**Records**

>> begin

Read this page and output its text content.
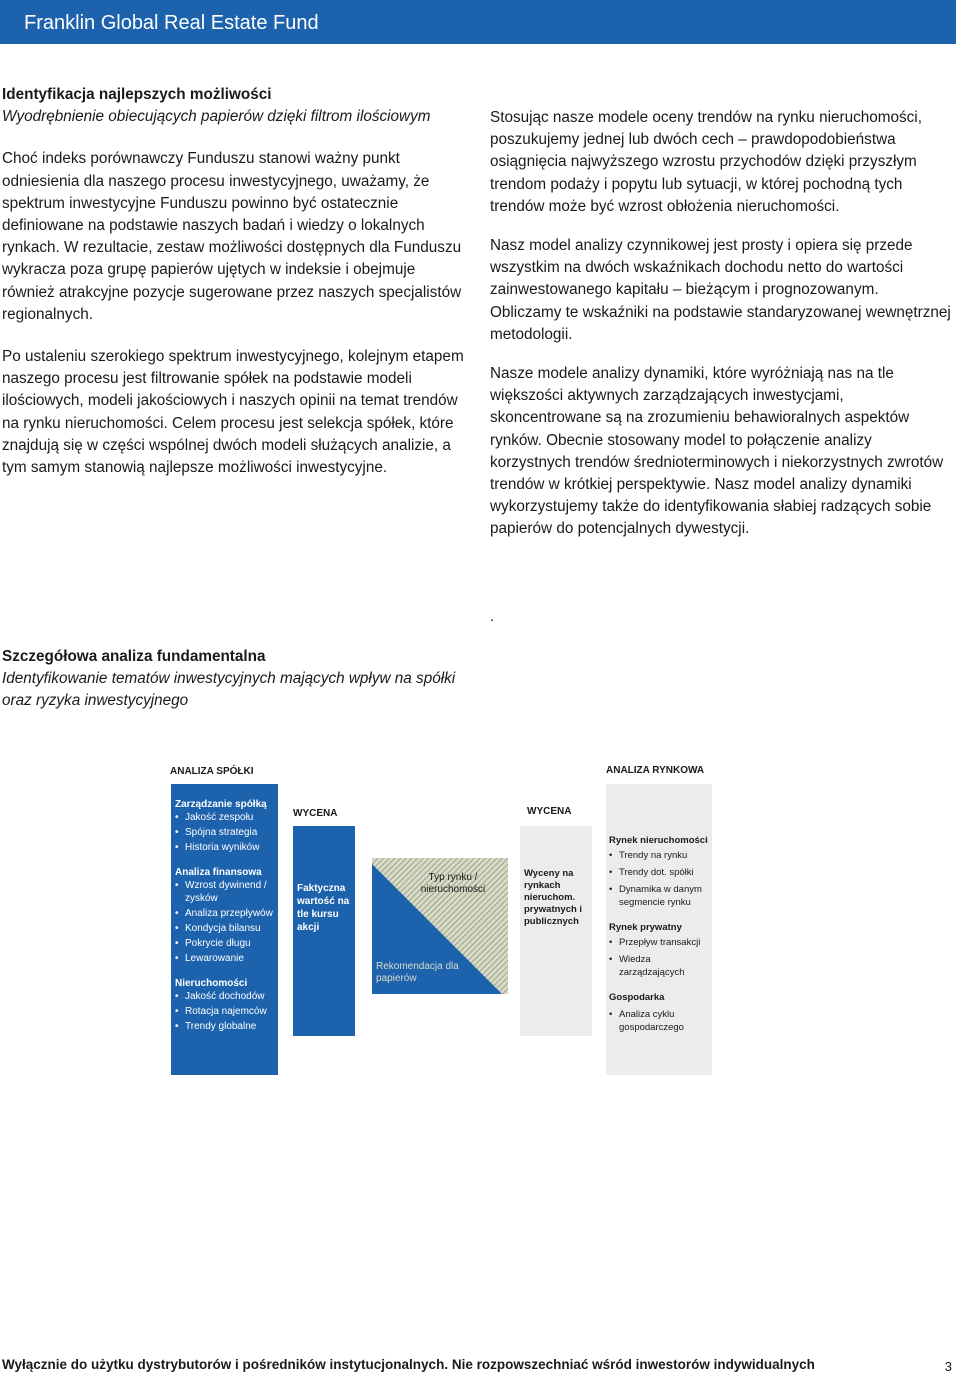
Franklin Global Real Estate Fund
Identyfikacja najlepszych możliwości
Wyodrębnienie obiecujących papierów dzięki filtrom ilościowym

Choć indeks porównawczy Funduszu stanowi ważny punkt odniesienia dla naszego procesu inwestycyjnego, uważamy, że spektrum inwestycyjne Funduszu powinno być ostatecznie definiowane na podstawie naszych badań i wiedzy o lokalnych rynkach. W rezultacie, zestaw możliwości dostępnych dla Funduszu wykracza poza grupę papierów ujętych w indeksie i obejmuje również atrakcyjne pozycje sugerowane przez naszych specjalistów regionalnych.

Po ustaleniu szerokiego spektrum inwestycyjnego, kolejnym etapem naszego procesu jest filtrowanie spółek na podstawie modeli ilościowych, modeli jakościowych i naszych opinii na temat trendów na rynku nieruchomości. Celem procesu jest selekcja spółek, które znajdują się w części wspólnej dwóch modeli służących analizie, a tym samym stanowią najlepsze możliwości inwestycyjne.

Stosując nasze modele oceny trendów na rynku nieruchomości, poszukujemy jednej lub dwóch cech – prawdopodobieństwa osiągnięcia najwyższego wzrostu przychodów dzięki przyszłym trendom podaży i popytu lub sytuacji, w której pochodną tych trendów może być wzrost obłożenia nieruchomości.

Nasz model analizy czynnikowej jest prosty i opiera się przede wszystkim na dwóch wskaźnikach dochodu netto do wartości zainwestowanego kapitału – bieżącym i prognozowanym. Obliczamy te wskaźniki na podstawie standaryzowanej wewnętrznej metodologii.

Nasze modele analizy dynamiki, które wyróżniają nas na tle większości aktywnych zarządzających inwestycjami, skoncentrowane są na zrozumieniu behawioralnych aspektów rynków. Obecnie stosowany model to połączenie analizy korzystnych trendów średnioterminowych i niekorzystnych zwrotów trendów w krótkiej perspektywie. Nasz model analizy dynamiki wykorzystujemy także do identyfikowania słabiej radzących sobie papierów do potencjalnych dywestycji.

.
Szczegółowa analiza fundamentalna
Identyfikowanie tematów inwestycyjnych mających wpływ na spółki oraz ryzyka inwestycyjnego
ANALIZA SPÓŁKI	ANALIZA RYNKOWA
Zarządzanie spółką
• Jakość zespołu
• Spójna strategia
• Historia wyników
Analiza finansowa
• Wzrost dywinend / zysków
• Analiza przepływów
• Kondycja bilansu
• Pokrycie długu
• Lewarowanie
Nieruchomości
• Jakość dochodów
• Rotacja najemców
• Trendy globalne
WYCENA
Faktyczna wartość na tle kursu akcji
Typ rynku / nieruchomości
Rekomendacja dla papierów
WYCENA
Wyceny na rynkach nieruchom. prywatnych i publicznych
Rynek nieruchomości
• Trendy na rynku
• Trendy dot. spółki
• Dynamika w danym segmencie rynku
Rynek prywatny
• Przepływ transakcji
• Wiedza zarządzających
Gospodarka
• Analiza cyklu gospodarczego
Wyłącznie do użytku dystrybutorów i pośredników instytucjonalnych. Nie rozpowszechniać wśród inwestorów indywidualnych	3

>> end

**Exercise instructions**
The records above are to be restated exactly, without their pictures.

**Response for this exercise**
Read this page and output its text content.
Franklin Global Real Estate Fund
Identyfikacja najlepszych możliwości
Wyodrębnienie obiecujących papierów dzięki filtrom ilościowym

Choć indeks porównawczy Funduszu stanowi ważny punkt odniesienia dla naszego procesu inwestycyjnego, uważamy, że spektrum inwestycyjne Funduszu powinno być ostatecznie definiowane na podstawie naszych badań i wiedzy o lokalnych rynkach. W rezultacie, zestaw możliwości dostępnych dla Funduszu wykracza poza grupę papierów ujętych w indeksie i obejmuje również atrakcyjne pozycje sugerowane przez naszych specjalistów regionalnych.

Po ustaleniu szerokiego spektrum inwestycyjnego, kolejnym etapem naszego procesu jest filtrowanie spółek na podstawie modeli ilościowych, modeli jakościowych i naszych opinii na temat trendów na rynku nieruchomości. Celem procesu jest selekcja spółek, które znajdują się w części wspólnej dwóch modeli służących analizie, a tym samym stanowią najlepsze możliwości inwestycyjne.

Stosując nasze modele oceny trendów na rynku nieruchomości, poszukujemy jednej lub dwóch cech – prawdopodobieństwa osiągnięcia najwyższego wzrostu przychodów dzięki przyszłym trendom podaży i popytu lub sytuacji, w której pochodną tych trendów może być wzrost obłożenia nieruchomości.

Nasz model analizy czynnikowej jest prosty i opiera się przede wszystkim na dwóch wskaźnikach dochodu netto do wartości zainwestowanego kapitału – bieżącym i prognozowanym. Obliczamy te wskaźniki na podstawie standaryzowanej wewnętrznej metodologii.

Nasze modele analizy dynamiki, które wyróżniają nas na tle większości aktywnych zarządzających inwestycjami, skoncentrowane są na zrozumieniu behawioralnych aspektów rynków. Obecnie stosowany model to połączenie analizy korzystnych trendów średnioterminowych i niekorzystnych zwrotów trendów w krótkiej perspektywie. Nasz model analizy dynamiki wykorzystujemy także do identyfikowania słabiej radzących sobie papierów do potencjalnych dywestycji.

.
Szczegółowa analiza fundamentalna
Identyfikowanie tematów inwestycyjnych mających wpływ na spółki oraz ryzyka inwestycyjnego
ANALIZA SPÓŁKI	ANALIZA RYNKOWA
Zarządzanie spółką
• Jakość zespołu
• Spójna strategia
• Historia wyników
Analiza finansowa
• Wzrost dywinend / zysków
• Analiza przepływów
• Kondycja bilansu
• Pokrycie długu
• Lewarowanie
Nieruchomości
• Jakość dochodów
• Rotacja najemców
• Trendy globalne
WYCENA
Faktyczna wartość na tle kursu akcji
Typ rynku / nieruchomości
Rekomendacja dla papierów
WYCENA
Wyceny na rynkach nieruchom. prywatnych i publicznych
Rynek nieruchomości
• Trendy na rynku
• Trendy dot. spółki
• Dynamika w danym segmencie rynku
Rynek prywatny
• Przepływ transakcji
• Wiedza zarządzających
Gospodarka
• Analiza cyklu gospodarczego
Wyłącznie do użytku dystrybutorów i pośredników instytucjonalnych. Nie rozpowszechniać wśród inwestorów indywidualnych	3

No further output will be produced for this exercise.